EXERCISE DIRECTIONS — Below is a listing; copy all of it exactly.

— START OF STORED RECORDS —

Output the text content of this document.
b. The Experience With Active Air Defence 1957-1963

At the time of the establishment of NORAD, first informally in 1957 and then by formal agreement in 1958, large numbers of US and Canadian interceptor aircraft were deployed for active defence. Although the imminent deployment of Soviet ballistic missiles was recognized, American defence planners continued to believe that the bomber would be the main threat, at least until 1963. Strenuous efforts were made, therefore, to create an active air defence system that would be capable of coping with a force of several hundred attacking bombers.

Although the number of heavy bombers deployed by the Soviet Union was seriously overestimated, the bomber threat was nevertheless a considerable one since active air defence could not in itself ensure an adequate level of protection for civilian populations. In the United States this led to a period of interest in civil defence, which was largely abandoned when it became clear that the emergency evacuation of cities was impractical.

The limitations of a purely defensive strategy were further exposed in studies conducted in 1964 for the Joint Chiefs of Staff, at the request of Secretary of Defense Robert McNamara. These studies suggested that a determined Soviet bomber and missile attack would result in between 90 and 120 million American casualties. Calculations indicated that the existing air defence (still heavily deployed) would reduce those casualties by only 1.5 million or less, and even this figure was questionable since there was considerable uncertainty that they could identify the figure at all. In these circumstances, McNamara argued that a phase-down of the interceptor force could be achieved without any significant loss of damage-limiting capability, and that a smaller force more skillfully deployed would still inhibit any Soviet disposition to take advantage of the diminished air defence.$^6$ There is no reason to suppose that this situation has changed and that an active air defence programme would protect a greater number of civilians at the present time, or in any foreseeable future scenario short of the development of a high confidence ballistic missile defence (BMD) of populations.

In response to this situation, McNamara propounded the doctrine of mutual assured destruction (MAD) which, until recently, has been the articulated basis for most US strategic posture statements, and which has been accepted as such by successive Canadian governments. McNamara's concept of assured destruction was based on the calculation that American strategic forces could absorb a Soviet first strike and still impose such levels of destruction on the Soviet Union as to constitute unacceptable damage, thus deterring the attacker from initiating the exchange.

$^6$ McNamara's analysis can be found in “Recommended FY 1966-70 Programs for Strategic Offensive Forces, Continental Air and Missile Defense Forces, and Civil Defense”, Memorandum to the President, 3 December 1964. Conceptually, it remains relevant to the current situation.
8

— END OF STORED RECORDS —

TASK ANSWER —
Output the text content of this document.
b. The Experience With Active Air Defence 1957-1963

At the time of the establishment of NORAD, first informally in 1957 and then by formal agreement in 1958, large numbers of US and Canadian interceptor aircraft were deployed for active defence. Although the imminent deployment of Soviet ballistic missiles was recognized, American defence planners continued to believe that the bomber would be the main threat, at least until 1963. Strenuous efforts were made, therefore, to create an active air defence system that would be capable of coping with a force of several hundred attacking bombers.

Although the number of heavy bombers deployed by the Soviet Union was seriously overestimated, the bomber threat was nevertheless a considerable one since active air defence could not in itself ensure an adequate level of protection for civilian populations. In the United States this led to a period of interest in civil defence, which was largely abandoned when it became clear that the emergency evacuation of cities was impractical.

The limitations of a purely defensive strategy were further exposed in studies conducted in 1964 for the Joint Chiefs of Staff, at the request of Secretary of Defense Robert McNamara. These studies suggested that a determined Soviet bomber and missile attack would result in between 90 and 120 million American casualties. Calculations indicated that the existing air defence (still heavily deployed) would reduce those casualties by only 1.5 million or less, and even this figure was questionable since there was considerable uncertainty that they could identify the figure at all. In these circumstances, McNamara argued that a phase-down of the interceptor force could be achieved without any significant loss of damage-limiting capability, and that a smaller force more skillfully deployed would still inhibit any Soviet disposition to take advantage of the diminished air defence.$^6$ There is no reason to suppose that this situation has changed and that an active air defence programme would protect a greater number of civilians at the present time, or in any foreseeable future scenario short of the development of a high confidence ballistic missile defence (BMD) of populations.

In response to this situation, McNamara propounded the doctrine of mutual assured destruction (MAD) which, until recently, has been the articulated basis for most US strategic posture statements, and which has been accepted as such by successive Canadian governments. McNamara's concept of assured destruction was based on the calculation that American strategic forces could absorb a Soviet first strike and still impose such levels of destruction on the Soviet Union as to constitute unacceptable damage, thus deterring the attacker from initiating the exchange.

$^6$ McNamara's analysis can be found in “Recommended FY 1966-70 Programs for Strategic Offensive Forces, Continental Air and Missile Defense Forces, and Civil Defense”, Memorandum to the President, 3 December 1964. Conceptually, it remains relevant to the current situation.
8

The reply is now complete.